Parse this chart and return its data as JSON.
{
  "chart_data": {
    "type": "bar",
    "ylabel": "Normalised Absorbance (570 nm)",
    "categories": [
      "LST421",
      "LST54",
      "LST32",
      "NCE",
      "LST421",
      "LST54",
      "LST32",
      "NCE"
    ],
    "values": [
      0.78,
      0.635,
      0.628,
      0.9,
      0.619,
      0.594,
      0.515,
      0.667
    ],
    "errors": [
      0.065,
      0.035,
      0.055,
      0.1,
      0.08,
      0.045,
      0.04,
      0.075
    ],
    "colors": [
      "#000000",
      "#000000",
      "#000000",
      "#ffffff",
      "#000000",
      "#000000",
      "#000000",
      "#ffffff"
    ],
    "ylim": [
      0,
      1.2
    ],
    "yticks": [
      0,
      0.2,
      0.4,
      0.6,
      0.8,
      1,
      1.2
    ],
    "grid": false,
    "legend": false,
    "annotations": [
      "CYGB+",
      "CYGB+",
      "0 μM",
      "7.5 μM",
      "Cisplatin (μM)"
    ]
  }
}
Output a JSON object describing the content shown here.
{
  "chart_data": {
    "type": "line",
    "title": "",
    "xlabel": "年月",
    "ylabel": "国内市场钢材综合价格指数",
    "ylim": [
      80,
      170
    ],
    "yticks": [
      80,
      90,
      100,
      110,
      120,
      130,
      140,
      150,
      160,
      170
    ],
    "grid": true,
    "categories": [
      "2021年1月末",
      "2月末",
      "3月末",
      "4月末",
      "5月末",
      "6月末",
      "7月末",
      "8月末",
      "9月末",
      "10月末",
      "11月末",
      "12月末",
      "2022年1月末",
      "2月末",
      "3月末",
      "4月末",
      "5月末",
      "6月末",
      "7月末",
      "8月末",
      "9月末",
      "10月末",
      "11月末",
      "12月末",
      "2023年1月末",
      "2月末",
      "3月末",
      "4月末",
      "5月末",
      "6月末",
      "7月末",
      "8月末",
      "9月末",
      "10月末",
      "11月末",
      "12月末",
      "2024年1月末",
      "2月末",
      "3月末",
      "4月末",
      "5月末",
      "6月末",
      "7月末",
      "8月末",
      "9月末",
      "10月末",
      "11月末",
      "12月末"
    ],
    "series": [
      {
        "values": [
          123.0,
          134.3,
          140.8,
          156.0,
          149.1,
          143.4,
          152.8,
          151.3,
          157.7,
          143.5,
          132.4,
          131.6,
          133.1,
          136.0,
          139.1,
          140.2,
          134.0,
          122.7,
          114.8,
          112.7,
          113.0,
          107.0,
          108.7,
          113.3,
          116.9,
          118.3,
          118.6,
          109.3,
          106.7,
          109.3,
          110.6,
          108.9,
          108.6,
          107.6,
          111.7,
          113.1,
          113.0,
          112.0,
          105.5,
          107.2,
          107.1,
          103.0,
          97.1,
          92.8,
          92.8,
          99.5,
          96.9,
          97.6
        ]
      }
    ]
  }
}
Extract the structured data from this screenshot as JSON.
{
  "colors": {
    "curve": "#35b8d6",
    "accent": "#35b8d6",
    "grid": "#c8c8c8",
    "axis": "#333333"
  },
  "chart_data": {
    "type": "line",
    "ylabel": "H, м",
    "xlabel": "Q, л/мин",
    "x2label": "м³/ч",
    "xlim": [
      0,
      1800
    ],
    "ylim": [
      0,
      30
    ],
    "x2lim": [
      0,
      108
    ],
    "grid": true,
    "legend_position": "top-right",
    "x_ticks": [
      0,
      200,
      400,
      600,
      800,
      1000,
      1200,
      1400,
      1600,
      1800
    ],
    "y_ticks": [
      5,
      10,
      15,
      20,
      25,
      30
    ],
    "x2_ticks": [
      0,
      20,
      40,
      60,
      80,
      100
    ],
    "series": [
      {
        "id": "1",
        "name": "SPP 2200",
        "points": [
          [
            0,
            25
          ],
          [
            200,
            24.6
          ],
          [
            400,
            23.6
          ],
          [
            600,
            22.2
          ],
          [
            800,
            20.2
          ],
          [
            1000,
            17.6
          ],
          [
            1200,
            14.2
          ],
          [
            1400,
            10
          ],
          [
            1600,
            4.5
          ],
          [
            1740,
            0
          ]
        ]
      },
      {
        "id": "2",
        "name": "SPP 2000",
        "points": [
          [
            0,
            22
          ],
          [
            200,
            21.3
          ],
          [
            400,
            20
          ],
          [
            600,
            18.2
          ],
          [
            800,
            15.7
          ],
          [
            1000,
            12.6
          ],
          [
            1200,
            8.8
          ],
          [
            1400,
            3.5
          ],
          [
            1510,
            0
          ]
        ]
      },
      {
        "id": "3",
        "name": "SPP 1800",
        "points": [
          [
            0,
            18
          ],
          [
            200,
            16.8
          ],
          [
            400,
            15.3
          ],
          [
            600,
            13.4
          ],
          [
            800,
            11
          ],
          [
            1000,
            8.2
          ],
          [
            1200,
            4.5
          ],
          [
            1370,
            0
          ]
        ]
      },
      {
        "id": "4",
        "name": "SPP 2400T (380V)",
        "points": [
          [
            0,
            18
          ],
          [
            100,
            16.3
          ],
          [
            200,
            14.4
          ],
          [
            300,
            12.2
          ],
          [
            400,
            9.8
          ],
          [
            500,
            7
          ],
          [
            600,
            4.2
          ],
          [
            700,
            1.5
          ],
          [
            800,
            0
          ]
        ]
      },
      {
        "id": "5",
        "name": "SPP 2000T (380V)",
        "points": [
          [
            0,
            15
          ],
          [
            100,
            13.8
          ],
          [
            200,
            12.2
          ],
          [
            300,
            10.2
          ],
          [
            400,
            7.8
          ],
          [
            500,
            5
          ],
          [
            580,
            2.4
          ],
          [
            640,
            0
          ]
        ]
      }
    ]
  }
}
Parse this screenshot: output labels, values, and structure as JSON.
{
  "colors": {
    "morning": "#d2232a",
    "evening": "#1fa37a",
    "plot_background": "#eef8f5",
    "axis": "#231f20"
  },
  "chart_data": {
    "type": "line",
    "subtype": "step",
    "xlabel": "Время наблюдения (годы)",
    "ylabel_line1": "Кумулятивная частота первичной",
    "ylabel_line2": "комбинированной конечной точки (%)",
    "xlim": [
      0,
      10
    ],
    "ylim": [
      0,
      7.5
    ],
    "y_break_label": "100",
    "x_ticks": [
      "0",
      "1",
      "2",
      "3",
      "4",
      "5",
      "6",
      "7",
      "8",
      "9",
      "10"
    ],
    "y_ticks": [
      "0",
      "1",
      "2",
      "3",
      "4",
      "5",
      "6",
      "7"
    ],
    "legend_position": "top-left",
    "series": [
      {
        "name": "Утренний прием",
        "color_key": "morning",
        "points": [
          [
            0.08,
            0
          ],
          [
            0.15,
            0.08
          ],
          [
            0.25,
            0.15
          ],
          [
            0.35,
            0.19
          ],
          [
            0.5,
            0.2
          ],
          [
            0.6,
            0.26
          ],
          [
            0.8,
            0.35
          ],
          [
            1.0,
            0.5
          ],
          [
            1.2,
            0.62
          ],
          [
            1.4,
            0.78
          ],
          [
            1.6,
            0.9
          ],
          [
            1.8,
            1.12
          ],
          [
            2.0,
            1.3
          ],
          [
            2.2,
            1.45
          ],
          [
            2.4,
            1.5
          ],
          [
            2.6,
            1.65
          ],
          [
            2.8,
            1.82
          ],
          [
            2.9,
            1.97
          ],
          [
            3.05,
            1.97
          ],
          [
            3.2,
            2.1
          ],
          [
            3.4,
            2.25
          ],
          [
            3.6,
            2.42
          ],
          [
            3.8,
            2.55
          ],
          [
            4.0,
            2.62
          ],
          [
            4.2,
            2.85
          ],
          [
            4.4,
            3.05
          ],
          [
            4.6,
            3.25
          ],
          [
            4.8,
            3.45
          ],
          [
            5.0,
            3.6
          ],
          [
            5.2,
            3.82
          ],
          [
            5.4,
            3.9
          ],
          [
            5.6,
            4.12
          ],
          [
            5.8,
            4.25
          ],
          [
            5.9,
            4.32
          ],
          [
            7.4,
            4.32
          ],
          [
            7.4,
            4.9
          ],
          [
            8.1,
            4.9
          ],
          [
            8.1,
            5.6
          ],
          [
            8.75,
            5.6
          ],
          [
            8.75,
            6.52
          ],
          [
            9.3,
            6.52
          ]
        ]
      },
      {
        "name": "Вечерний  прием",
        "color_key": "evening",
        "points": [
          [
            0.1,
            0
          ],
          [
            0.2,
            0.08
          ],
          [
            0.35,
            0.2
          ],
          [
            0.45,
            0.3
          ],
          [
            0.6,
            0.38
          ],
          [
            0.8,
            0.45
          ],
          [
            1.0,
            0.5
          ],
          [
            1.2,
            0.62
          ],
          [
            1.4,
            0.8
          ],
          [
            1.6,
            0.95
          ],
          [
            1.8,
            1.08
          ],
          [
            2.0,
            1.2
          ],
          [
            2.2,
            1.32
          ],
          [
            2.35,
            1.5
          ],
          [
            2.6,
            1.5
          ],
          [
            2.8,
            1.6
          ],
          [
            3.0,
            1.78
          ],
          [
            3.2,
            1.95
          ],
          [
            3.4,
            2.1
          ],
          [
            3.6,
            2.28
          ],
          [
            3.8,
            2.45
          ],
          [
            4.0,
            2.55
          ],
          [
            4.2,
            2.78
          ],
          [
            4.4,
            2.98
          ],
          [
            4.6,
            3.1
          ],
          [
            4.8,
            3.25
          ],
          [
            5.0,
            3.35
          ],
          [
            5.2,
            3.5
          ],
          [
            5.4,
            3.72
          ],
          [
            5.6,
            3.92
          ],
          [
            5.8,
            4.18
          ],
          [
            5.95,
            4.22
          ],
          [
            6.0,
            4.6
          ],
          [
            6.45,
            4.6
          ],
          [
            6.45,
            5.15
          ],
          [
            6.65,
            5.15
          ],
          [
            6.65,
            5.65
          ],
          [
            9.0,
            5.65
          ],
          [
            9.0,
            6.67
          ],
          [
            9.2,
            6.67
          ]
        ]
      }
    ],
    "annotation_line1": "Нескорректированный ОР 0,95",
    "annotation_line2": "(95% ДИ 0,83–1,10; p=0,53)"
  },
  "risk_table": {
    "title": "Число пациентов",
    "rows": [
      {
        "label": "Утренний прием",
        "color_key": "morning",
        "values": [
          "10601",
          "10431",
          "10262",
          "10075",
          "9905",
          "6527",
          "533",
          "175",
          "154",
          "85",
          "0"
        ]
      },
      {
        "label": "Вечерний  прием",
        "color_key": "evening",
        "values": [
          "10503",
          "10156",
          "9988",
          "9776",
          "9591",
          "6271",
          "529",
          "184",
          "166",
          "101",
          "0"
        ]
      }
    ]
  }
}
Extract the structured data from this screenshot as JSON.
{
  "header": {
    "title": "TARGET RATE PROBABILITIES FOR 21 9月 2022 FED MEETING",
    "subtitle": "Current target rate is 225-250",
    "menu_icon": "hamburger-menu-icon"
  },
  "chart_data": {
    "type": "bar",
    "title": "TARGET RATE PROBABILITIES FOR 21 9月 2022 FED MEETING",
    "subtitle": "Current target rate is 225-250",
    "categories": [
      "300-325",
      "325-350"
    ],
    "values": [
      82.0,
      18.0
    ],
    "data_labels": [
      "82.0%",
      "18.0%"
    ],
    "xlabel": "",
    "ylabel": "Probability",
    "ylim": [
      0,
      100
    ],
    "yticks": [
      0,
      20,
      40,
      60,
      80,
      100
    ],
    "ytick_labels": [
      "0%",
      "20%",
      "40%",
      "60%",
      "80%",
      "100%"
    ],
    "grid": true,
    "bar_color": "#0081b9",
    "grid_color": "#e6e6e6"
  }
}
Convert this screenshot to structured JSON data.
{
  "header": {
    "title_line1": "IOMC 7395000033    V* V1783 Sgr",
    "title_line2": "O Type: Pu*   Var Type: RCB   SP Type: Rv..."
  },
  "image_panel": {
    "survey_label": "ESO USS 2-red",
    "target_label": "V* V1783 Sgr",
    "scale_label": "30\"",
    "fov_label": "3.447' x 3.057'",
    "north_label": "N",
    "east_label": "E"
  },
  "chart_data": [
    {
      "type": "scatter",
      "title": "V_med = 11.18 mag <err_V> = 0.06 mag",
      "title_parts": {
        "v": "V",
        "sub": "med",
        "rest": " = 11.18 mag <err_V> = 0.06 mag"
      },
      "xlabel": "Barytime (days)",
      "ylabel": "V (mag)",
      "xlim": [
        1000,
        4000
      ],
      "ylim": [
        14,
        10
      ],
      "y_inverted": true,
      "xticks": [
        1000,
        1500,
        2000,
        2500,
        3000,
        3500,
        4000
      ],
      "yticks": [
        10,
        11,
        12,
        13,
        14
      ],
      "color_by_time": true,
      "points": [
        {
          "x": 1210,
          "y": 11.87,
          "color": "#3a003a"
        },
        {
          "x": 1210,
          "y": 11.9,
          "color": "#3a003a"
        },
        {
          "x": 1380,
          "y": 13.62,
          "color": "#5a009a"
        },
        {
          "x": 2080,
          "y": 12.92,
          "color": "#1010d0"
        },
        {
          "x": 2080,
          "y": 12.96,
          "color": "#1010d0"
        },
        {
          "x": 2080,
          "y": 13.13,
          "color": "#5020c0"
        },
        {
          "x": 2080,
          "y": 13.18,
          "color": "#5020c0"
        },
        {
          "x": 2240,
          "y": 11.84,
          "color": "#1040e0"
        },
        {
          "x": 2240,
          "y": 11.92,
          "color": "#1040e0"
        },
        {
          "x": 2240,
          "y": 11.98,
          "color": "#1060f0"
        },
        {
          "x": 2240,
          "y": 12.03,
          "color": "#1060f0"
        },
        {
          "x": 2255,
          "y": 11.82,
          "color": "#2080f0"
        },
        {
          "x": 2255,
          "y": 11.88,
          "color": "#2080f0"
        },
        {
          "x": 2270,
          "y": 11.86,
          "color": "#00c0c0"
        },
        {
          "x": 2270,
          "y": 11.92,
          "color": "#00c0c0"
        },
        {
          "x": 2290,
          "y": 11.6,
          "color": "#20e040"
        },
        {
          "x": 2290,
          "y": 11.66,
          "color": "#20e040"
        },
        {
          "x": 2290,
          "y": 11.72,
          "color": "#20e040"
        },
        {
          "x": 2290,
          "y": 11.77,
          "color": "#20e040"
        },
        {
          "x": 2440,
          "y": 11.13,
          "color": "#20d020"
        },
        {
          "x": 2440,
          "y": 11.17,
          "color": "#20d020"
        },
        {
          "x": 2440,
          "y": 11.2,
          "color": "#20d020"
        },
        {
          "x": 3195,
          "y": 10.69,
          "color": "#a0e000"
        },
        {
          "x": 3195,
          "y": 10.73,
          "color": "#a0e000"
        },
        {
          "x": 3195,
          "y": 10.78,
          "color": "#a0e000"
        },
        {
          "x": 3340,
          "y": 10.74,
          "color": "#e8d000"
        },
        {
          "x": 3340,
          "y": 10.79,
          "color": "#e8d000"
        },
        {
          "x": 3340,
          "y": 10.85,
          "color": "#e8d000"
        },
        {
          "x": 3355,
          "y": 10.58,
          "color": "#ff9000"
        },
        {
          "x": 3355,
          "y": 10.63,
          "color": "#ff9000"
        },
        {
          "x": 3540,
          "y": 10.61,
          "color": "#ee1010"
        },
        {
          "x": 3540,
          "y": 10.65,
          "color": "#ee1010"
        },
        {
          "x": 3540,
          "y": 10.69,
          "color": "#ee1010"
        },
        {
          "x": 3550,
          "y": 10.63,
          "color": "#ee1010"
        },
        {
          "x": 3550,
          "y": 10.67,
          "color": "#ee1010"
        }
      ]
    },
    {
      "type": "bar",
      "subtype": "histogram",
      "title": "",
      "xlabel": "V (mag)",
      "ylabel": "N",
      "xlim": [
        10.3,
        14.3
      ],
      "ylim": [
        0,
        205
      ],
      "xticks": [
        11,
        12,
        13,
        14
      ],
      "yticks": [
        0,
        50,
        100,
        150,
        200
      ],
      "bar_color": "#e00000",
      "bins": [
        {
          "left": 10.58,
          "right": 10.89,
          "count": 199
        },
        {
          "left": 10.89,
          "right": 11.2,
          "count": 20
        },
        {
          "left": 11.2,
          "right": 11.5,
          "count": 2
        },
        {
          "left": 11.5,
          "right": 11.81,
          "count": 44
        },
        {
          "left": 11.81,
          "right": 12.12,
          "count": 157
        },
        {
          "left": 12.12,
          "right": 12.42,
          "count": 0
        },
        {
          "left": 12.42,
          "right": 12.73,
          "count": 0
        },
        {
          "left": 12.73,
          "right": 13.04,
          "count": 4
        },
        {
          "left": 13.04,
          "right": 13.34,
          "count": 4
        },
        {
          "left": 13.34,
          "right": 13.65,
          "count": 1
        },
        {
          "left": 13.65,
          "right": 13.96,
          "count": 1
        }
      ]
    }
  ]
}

+ + + +

Choose all lines containing the string "xlabel" and copy them out.

    "xlabel": "年月",
    "xlabel": "Q, л/мин",
    "xlabel": "Время наблюдения (годы)",
    "xlabel": "",
      "xlabel": "Barytime (days)",
      "xlabel": "V (mag)",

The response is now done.